[Figure dataset records]
====
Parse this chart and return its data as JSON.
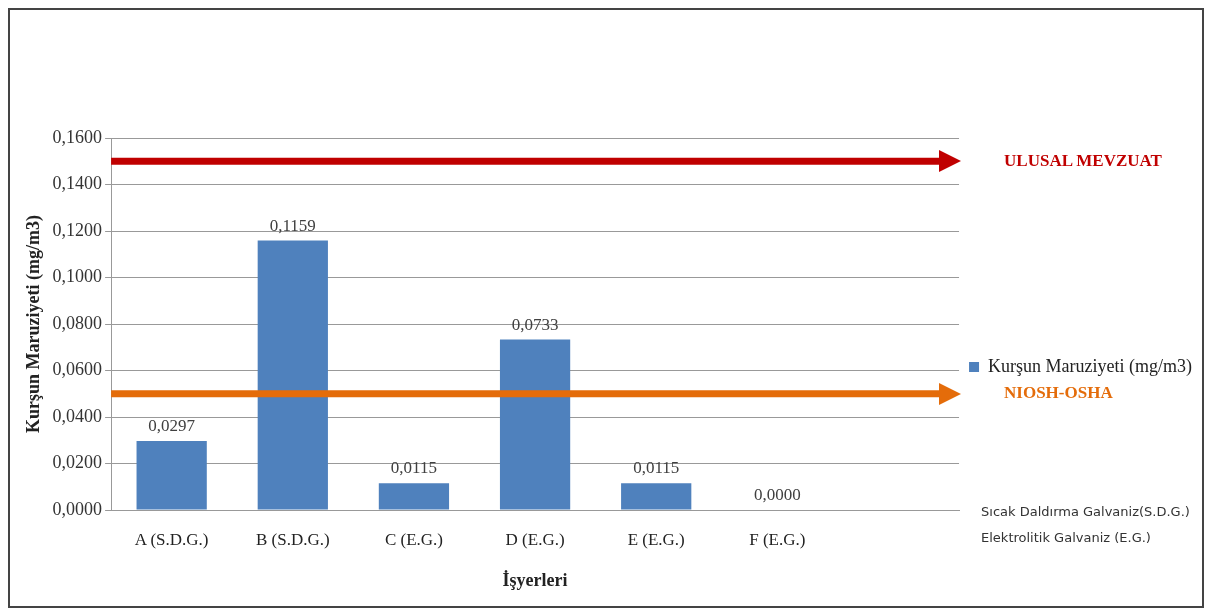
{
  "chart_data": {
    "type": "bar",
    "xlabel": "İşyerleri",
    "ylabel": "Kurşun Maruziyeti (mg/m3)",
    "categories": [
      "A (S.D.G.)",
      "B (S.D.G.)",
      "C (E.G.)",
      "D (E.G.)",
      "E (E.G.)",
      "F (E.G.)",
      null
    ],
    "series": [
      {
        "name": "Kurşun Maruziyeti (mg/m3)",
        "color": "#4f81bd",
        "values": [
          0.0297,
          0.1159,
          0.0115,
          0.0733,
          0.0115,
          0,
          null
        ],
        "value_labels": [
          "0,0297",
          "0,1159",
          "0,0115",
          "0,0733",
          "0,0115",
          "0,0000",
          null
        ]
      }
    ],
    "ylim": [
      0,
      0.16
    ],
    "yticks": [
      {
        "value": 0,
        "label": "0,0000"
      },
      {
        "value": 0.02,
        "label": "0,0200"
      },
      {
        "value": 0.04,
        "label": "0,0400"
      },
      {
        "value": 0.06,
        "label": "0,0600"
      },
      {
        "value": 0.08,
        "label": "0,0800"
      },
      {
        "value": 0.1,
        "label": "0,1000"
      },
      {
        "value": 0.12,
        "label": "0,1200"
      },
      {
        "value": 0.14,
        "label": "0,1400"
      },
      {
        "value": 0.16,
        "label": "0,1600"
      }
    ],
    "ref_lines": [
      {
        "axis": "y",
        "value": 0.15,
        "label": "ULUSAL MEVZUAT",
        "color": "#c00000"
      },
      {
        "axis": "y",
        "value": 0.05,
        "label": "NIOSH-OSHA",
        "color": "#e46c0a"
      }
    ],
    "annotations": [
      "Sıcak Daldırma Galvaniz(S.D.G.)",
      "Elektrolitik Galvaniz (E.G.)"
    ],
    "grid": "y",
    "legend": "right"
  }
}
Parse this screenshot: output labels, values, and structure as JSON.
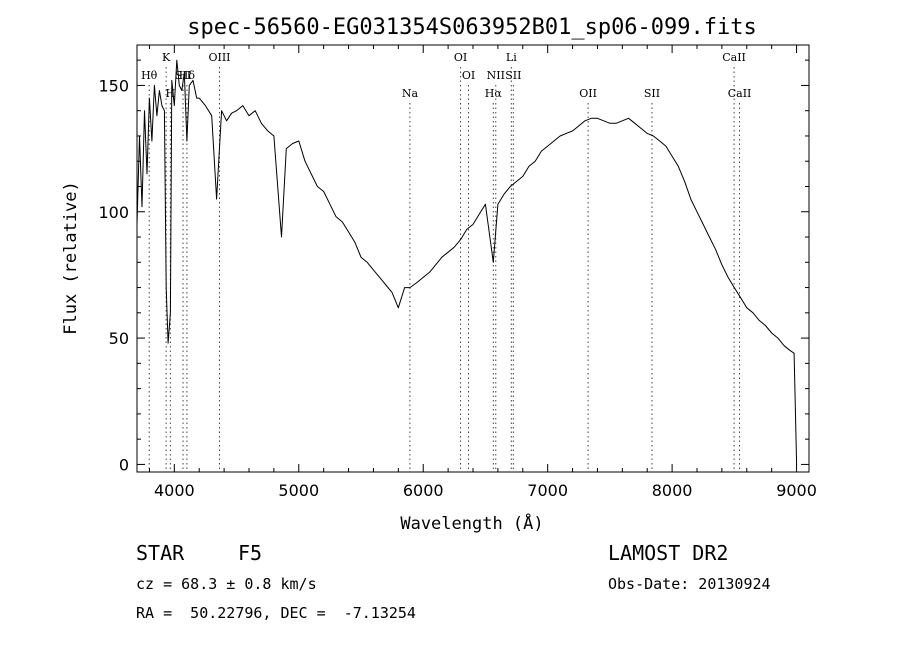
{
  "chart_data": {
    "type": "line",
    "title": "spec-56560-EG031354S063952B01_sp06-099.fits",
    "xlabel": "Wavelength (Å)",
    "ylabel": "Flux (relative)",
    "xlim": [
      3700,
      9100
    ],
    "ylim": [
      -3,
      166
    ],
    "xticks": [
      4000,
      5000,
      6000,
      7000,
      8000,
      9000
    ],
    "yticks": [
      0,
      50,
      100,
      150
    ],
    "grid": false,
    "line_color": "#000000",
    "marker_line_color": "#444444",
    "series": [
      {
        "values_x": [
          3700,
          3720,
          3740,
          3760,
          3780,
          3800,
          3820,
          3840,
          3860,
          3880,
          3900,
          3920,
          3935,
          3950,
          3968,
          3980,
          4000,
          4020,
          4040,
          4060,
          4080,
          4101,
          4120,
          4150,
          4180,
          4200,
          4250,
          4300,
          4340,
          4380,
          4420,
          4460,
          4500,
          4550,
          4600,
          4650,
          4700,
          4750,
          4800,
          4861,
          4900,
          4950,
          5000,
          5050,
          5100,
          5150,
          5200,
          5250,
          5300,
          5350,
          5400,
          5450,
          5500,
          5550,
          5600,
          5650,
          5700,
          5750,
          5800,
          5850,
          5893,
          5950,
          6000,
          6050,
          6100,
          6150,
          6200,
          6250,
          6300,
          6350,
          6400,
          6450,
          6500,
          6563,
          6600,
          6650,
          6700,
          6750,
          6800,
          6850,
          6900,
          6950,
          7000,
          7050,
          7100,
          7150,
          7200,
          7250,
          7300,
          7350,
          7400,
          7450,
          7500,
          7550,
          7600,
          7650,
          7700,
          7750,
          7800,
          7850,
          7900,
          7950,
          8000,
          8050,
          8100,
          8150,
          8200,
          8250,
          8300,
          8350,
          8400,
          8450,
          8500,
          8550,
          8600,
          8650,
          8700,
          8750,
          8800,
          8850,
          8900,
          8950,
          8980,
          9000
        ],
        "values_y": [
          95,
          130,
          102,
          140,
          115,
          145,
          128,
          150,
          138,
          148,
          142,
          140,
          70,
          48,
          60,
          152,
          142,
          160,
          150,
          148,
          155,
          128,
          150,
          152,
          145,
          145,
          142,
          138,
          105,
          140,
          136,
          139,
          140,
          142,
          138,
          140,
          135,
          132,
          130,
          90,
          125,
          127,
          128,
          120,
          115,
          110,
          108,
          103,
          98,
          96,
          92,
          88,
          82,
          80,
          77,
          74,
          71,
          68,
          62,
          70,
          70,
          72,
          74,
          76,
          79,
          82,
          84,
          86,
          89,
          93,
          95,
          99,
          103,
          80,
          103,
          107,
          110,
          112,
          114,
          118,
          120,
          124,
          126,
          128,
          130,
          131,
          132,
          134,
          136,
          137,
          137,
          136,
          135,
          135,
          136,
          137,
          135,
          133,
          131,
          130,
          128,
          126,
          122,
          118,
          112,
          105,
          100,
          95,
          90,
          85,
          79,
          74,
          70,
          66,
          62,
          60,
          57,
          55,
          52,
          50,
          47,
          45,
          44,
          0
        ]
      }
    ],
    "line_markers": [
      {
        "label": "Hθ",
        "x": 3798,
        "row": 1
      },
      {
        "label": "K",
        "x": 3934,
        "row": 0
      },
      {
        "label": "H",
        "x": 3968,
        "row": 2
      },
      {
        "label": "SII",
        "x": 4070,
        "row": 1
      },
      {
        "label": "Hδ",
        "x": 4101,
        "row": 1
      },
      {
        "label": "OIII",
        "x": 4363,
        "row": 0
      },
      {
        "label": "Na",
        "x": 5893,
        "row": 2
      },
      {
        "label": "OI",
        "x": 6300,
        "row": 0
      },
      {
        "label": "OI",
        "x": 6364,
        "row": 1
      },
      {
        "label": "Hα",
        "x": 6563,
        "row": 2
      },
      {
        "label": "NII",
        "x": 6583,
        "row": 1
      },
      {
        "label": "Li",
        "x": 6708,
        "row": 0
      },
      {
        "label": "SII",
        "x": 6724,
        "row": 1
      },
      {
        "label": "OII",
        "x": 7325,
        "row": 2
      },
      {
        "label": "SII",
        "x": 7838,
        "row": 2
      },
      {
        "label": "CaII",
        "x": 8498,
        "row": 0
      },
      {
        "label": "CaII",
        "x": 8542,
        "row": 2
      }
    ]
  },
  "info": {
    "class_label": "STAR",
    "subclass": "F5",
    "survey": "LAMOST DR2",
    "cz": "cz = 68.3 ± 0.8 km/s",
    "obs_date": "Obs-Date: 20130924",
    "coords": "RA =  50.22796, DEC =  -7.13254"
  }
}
====
SHORT PROBLEM:
Return the listing above unchanged, apart from dropping its pictures.

FULL ANSWER:
Parse this chart and return its data as JSON.
{
  "chart_data": {
    "type": "bar",
    "xlabel": "İşyerleri",
    "ylabel": "Kurşun Maruziyeti (mg/m3)",
    "categories": [
      "A (S.D.G.)",
      "B (S.D.G.)",
      "C (E.G.)",
      "D (E.G.)",
      "E (E.G.)",
      "F (E.G.)",
      null
    ],
    "series": [
      {
        "name": "Kurşun Maruziyeti (mg/m3)",
        "color": "#4f81bd",
        "values": [
          0.0297,
          0.1159,
          0.0115,
          0.0733,
          0.0115,
          0,
          null
        ],
        "value_labels": [
          "0,0297",
          "0,1159",
          "0,0115",
          "0,0733",
          "0,0115",
          "0,0000",
          null
        ]
      }
    ],
    "ylim": [
      0,
      0.16
    ],
    "yticks": [
      {
        "value": 0,
        "label": "0,0000"
      },
      {
        "value": 0.02,
        "label": "0,0200"
      },
      {
        "value": 0.04,
        "label": "0,0400"
      },
      {
        "value": 0.06,
        "label": "0,0600"
      },
      {
        "value": 0.08,
        "label": "0,0800"
      },
      {
        "value": 0.1,
        "label": "0,1000"
      },
      {
        "value": 0.12,
        "label": "0,1200"
      },
      {
        "value": 0.14,
        "label": "0,1400"
      },
      {
        "value": 0.16,
        "label": "0,1600"
      }
    ],
    "ref_lines": [
      {
        "axis": "y",
        "value": 0.15,
        "label": "ULUSAL MEVZUAT",
        "color": "#c00000"
      },
      {
        "axis": "y",
        "value": 0.05,
        "label": "NIOSH-OSHA",
        "color": "#e46c0a"
      }
    ],
    "annotations": [
      "Sıcak Daldırma Galvaniz(S.D.G.)",
      "Elektrolitik Galvaniz (E.G.)"
    ],
    "grid": "y",
    "legend": "right"
  }
}
Parse this screenshot: output labels, values, and structure as JSON.
{
  "chart_data": {
    "type": "line",
    "title": "spec-56560-EG031354S063952B01_sp06-099.fits",
    "xlabel": "Wavelength (Å)",
    "ylabel": "Flux (relative)",
    "xlim": [
      3700,
      9100
    ],
    "ylim": [
      -3,
      166
    ],
    "xticks": [
      4000,
      5000,
      6000,
      7000,
      8000,
      9000
    ],
    "yticks": [
      0,
      50,
      100,
      150
    ],
    "grid": false,
    "line_color": "#000000",
    "marker_line_color": "#444444",
    "series": [
      {
        "values_x": [
          3700,
          3720,
          3740,
          3760,
          3780,
          3800,
          3820,
          3840,
          3860,
          3880,
          3900,
          3920,
          3935,
          3950,
          3968,
          3980,
          4000,
          4020,
          4040,
          4060,
          4080,
          4101,
          4120,
          4150,
          4180,
          4200,
          4250,
          4300,
          4340,
          4380,
          4420,
          4460,
          4500,
          4550,
          4600,
          4650,
          4700,
          4750,
          4800,
          4861,
          4900,
          4950,
          5000,
          5050,
          5100,
          5150,
          5200,
          5250,
          5300,
          5350,
          5400,
          5450,
          5500,
          5550,
          5600,
          5650,
          5700,
          5750,
          5800,
          5850,
          5893,
          5950,
          6000,
          6050,
          6100,
          6150,
          6200,
          6250,
          6300,
          6350,
          6400,
          6450,
          6500,
          6563,
          6600,
          6650,
          6700,
          6750,
          6800,
          6850,
          6900,
          6950,
          7000,
          7050,
          7100,
          7150,
          7200,
          7250,
          7300,
          7350,
          7400,
          7450,
          7500,
          7550,
          7600,
          7650,
          7700,
          7750,
          7800,
          7850,
          7900,
          7950,
          8000,
          8050,
          8100,
          8150,
          8200,
          8250,
          8300,
          8350,
          8400,
          8450,
          8500,
          8550,
          8600,
          8650,
          8700,
          8750,
          8800,
          8850,
          8900,
          8950,
          8980,
          9000
        ],
        "values_y": [
          95,
          130,
          102,
          140,
          115,
          145,
          128,
          150,
          138,
          148,
          142,
          140,
          70,
          48,
          60,
          152,
          142,
          160,
          150,
          148,
          155,
          128,
          150,
          152,
          145,
          145,
          142,
          138,
          105,
          140,
          136,
          139,
          140,
          142,
          138,
          140,
          135,
          132,
          130,
          90,
          125,
          127,
          128,
          120,
          115,
          110,
          108,
          103,
          98,
          96,
          92,
          88,
          82,
          80,
          77,
          74,
          71,
          68,
          62,
          70,
          70,
          72,
          74,
          76,
          79,
          82,
          84,
          86,
          89,
          93,
          95,
          99,
          103,
          80,
          103,
          107,
          110,
          112,
          114,
          118,
          120,
          124,
          126,
          128,
          130,
          131,
          132,
          134,
          136,
          137,
          137,
          136,
          135,
          135,
          136,
          137,
          135,
          133,
          131,
          130,
          128,
          126,
          122,
          118,
          112,
          105,
          100,
          95,
          90,
          85,
          79,
          74,
          70,
          66,
          62,
          60,
          57,
          55,
          52,
          50,
          47,
          45,
          44,
          0
        ]
      }
    ],
    "line_markers": [
      {
        "label": "Hθ",
        "x": 3798,
        "row": 1
      },
      {
        "label": "K",
        "x": 3934,
        "row": 0
      },
      {
        "label": "H",
        "x": 3968,
        "row": 2
      },
      {
        "label": "SII",
        "x": 4070,
        "row": 1
      },
      {
        "label": "Hδ",
        "x": 4101,
        "row": 1
      },
      {
        "label": "OIII",
        "x": 4363,
        "row": 0
      },
      {
        "label": "Na",
        "x": 5893,
        "row": 2
      },
      {
        "label": "OI",
        "x": 6300,
        "row": 0
      },
      {
        "label": "OI",
        "x": 6364,
        "row": 1
      },
      {
        "label": "Hα",
        "x": 6563,
        "row": 2
      },
      {
        "label": "NII",
        "x": 6583,
        "row": 1
      },
      {
        "label": "Li",
        "x": 6708,
        "row": 0
      },
      {
        "label": "SII",
        "x": 6724,
        "row": 1
      },
      {
        "label": "OII",
        "x": 7325,
        "row": 2
      },
      {
        "label": "SII",
        "x": 7838,
        "row": 2
      },
      {
        "label": "CaII",
        "x": 8498,
        "row": 0
      },
      {
        "label": "CaII",
        "x": 8542,
        "row": 2
      }
    ]
  },
  "info": {
    "class_label": "STAR",
    "subclass": "F5",
    "survey": "LAMOST DR2",
    "cz": "cz = 68.3 ± 0.8 km/s",
    "obs_date": "Obs-Date: 20130924",
    "coords": "RA =  50.22796, DEC =  -7.13254"
  }
}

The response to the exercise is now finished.